> GOAL: Transcribe all of the data exactly. Omit the pictures.

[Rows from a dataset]
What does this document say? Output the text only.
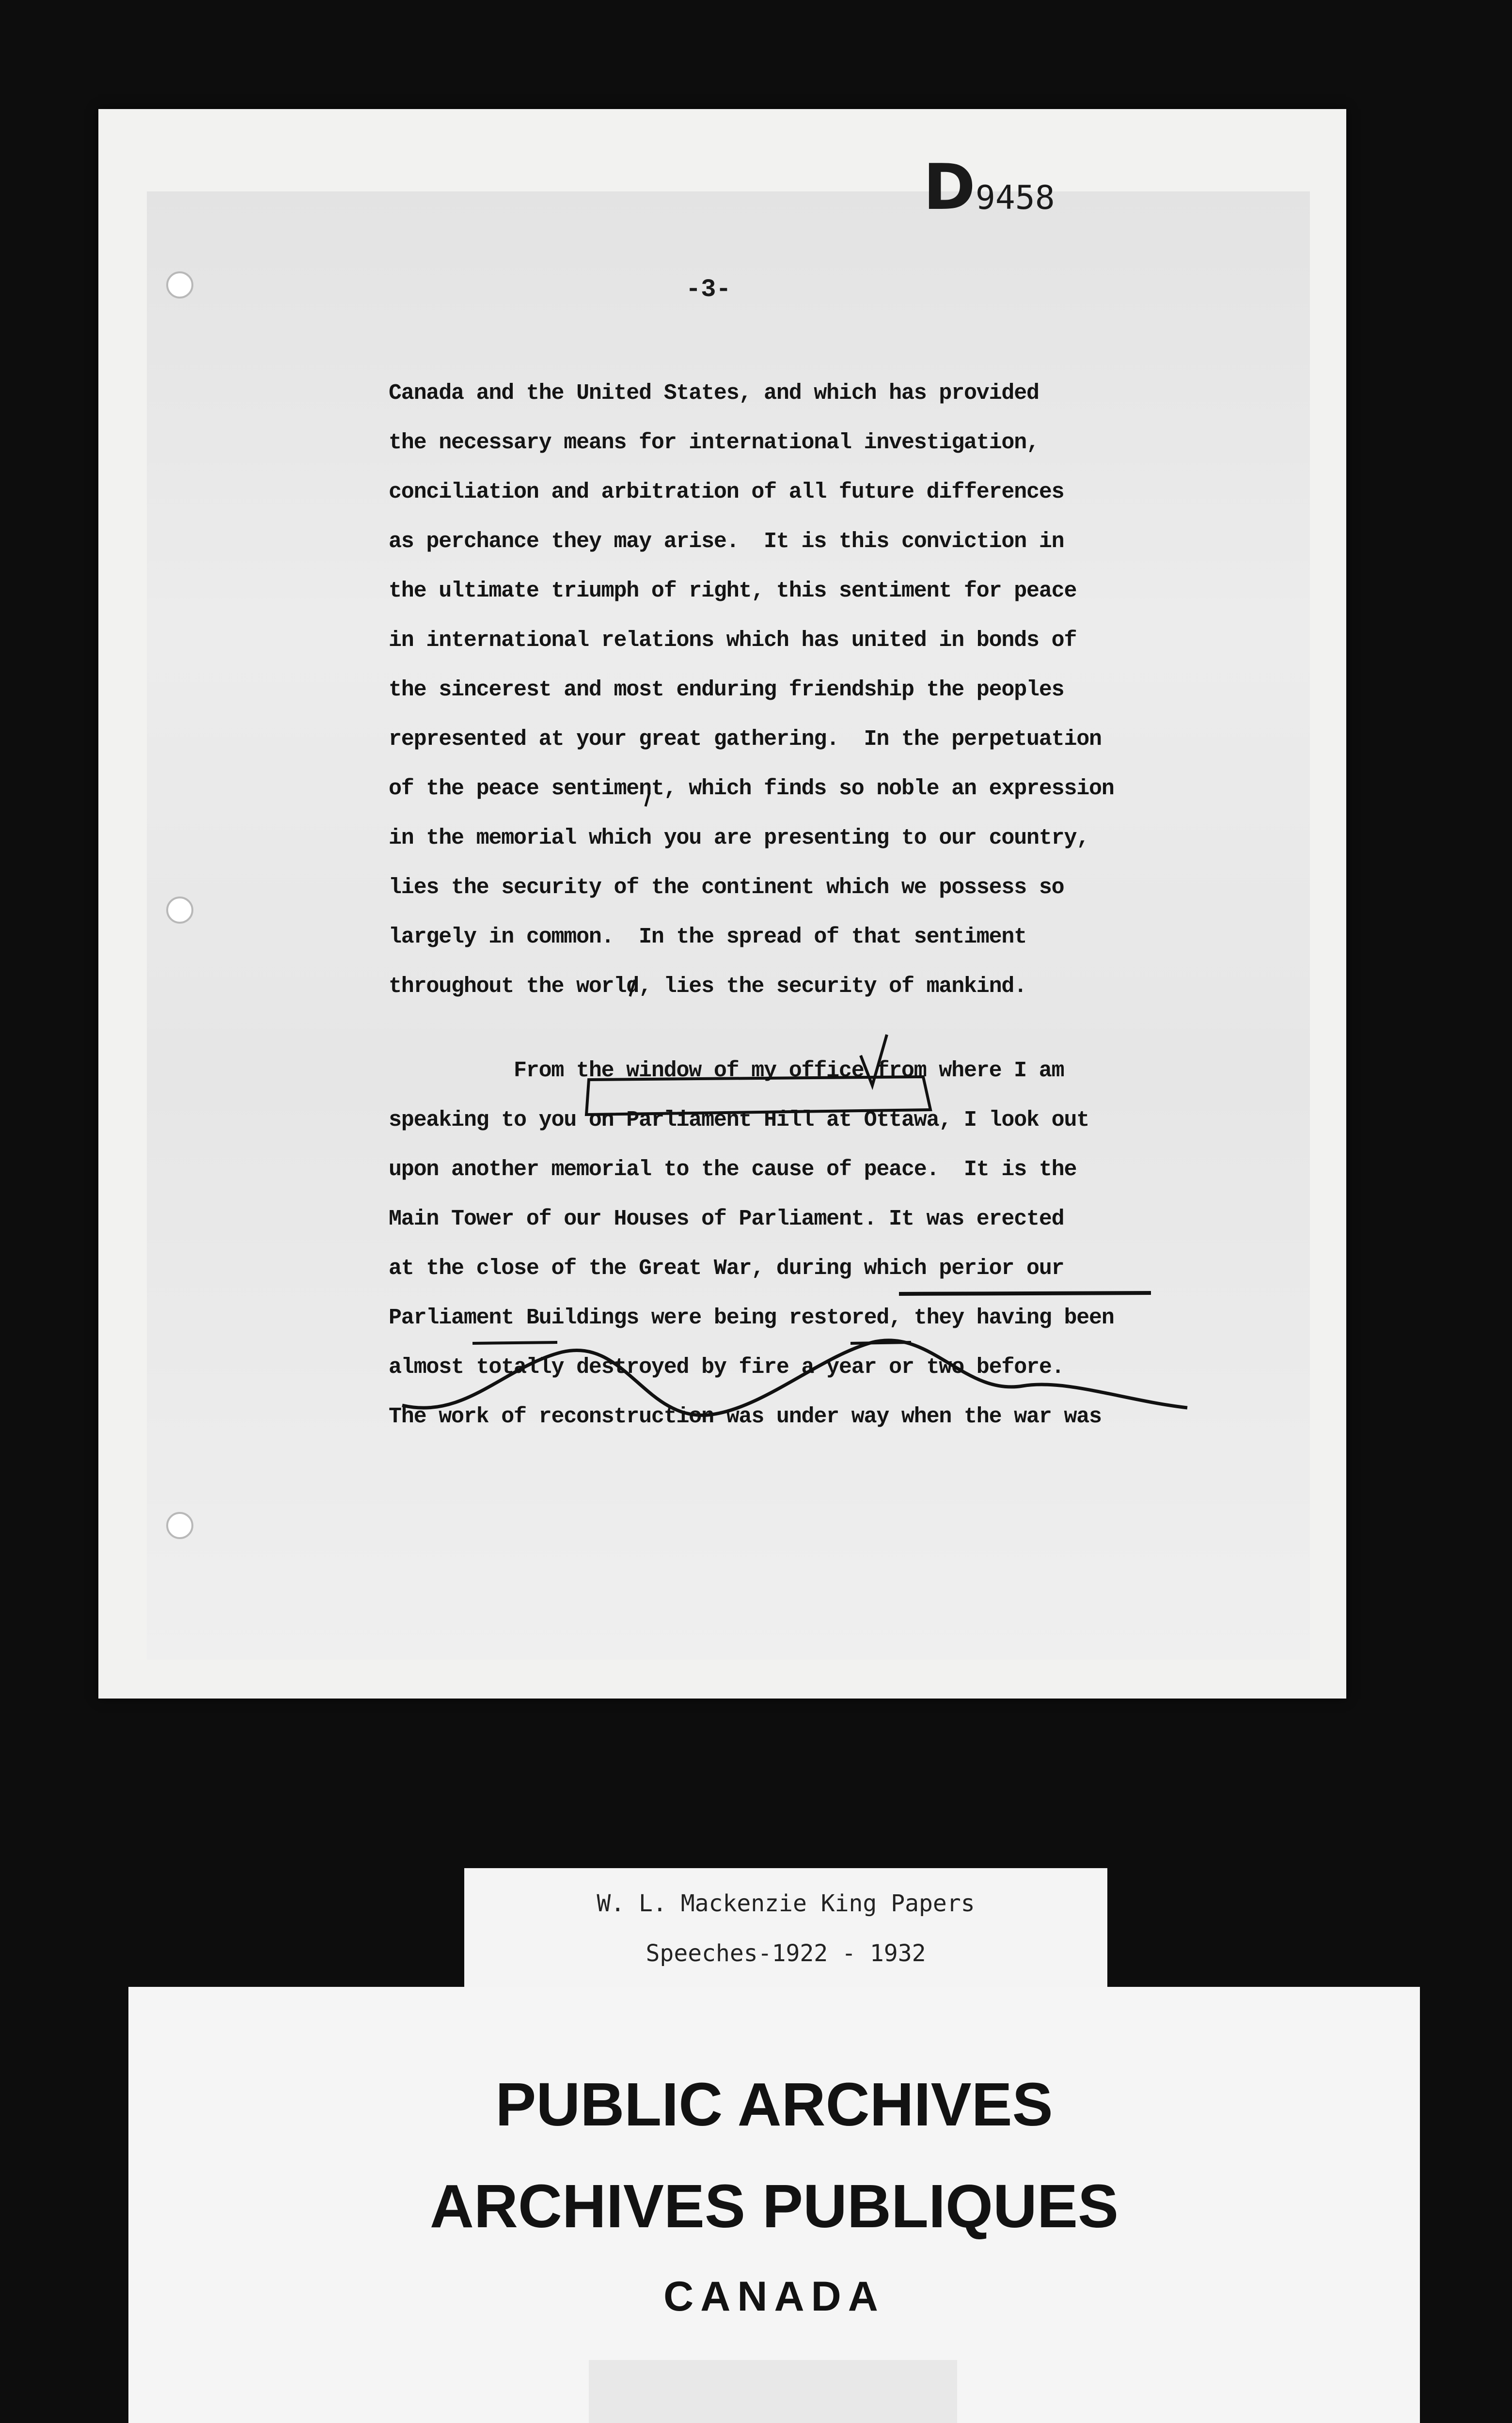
D9458
-3-
Canada and the United States, and which has provided
the necessary means for international investigation,
conciliation and arbitration of all future differences
as perchance they may arise.  It is this conviction in
the ultimate triumph of right, this sentiment for peace
in international relations which has united in bonds of
the sincerest and most enduring friendship the peoples
represented at your great gathering.  In the perpetuation
of the peace sentiment, which finds so noble an expression
in the memorial which you are presenting to our country,
lies the security of the continent which we possess so
largely in common.  In the spread of that sentiment
throughout the world, lies the security of mankind.
From the window of my office from where I am
speaking to you on Parliament Hill at Ottawa, I look out
upon another memorial to the cause of peace.  It is the
Main Tower of our Houses of Parliament. It was erected
at the close of the Great War, during which perior our
Parliament Buildings were being restored, they having been
almost totally destroyed by fire a year or two before.
The work of reconstruction was under way when the war was
W. L. Mackenzie King Papers
Speeches-1922 - 1932
PUBLIC ARCHIVES
ARCHIVES PUBLIQUES
CANADA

> REPLY:
What does this document say? Output the text only.
D9458
-3-
Canada and the United States, and which has provided
the necessary means for international investigation,
conciliation and arbitration of all future differences
as perchance they may arise.  It is this conviction in
the ultimate triumph of right, this sentiment for peace
in international relations which has united in bonds of
the sincerest and most enduring friendship the peoples
represented at your great gathering.  In the perpetuation
of the peace sentiment, which finds so noble an expression
in the memorial which you are presenting to our country,
lies the security of the continent which we possess so
largely in common.  In the spread of that sentiment
throughout the world, lies the security of mankind.
From the window of my office from where I am
speaking to you on Parliament Hill at Ottawa, I look out
upon another memorial to the cause of peace.  It is the
Main Tower of our Houses of Parliament. It was erected
at the close of the Great War, during which perior our
Parliament Buildings were being restored, they having been
almost totally destroyed by fire a year or two before.
The work of reconstruction was under way when the war was
W. L. Mackenzie King Papers
Speeches-1922 - 1932
PUBLIC ARCHIVES
ARCHIVES PUBLIQUES
CANADA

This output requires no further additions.